= GIVEN INFORMATION =
__________________________________________________

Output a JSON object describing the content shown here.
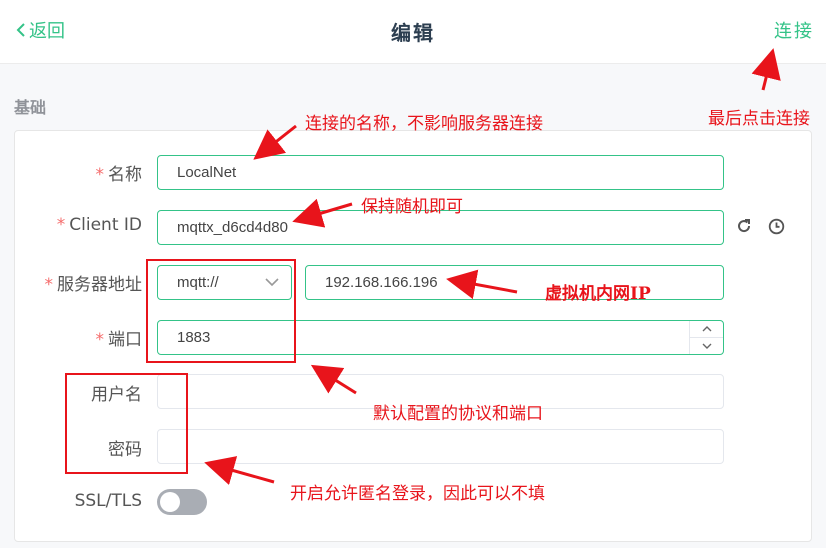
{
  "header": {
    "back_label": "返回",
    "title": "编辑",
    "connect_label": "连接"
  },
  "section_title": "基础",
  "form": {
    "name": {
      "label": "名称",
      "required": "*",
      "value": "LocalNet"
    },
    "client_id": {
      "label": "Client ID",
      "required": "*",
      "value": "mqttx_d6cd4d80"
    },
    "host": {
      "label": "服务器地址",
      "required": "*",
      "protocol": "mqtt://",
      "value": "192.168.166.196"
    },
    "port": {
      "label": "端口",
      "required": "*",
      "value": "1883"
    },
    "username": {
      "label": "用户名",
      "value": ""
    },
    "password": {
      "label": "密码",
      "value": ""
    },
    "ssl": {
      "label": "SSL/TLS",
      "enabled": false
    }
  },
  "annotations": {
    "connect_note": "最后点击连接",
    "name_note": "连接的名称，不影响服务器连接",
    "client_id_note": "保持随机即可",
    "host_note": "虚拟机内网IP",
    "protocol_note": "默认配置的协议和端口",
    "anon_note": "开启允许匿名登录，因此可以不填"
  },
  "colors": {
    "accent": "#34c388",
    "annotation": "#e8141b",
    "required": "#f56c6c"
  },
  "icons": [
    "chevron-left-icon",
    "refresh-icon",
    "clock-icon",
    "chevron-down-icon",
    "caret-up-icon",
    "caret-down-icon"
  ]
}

__________________________________________________

= PROBLEM REQUIREMENTS =
Nothing in the entries should change as you copy them, except that the pictures are left out.

= TASK RESPONSE =
Output a JSON object describing the content shown here.
{
  "header": {
    "back_label": "返回",
    "title": "编辑",
    "connect_label": "连接"
  },
  "section_title": "基础",
  "form": {
    "name": {
      "label": "名称",
      "required": "*",
      "value": "LocalNet"
    },
    "client_id": {
      "label": "Client ID",
      "required": "*",
      "value": "mqttx_d6cd4d80"
    },
    "host": {
      "label": "服务器地址",
      "required": "*",
      "protocol": "mqtt://",
      "value": "192.168.166.196"
    },
    "port": {
      "label": "端口",
      "required": "*",
      "value": "1883"
    },
    "username": {
      "label": "用户名",
      "value": ""
    },
    "password": {
      "label": "密码",
      "value": ""
    },
    "ssl": {
      "label": "SSL/TLS",
      "enabled": false
    }
  },
  "annotations": {
    "connect_note": "最后点击连接",
    "name_note": "连接的名称，不影响服务器连接",
    "client_id_note": "保持随机即可",
    "host_note": "虚拟机内网IP",
    "protocol_note": "默认配置的协议和端口",
    "anon_note": "开启允许匿名登录，因此可以不填"
  },
  "colors": {
    "accent": "#34c388",
    "annotation": "#e8141b",
    "required": "#f56c6c"
  },
  "icons": [
    "chevron-left-icon",
    "refresh-icon",
    "clock-icon",
    "chevron-down-icon",
    "caret-up-icon",
    "caret-down-icon"
  ]
}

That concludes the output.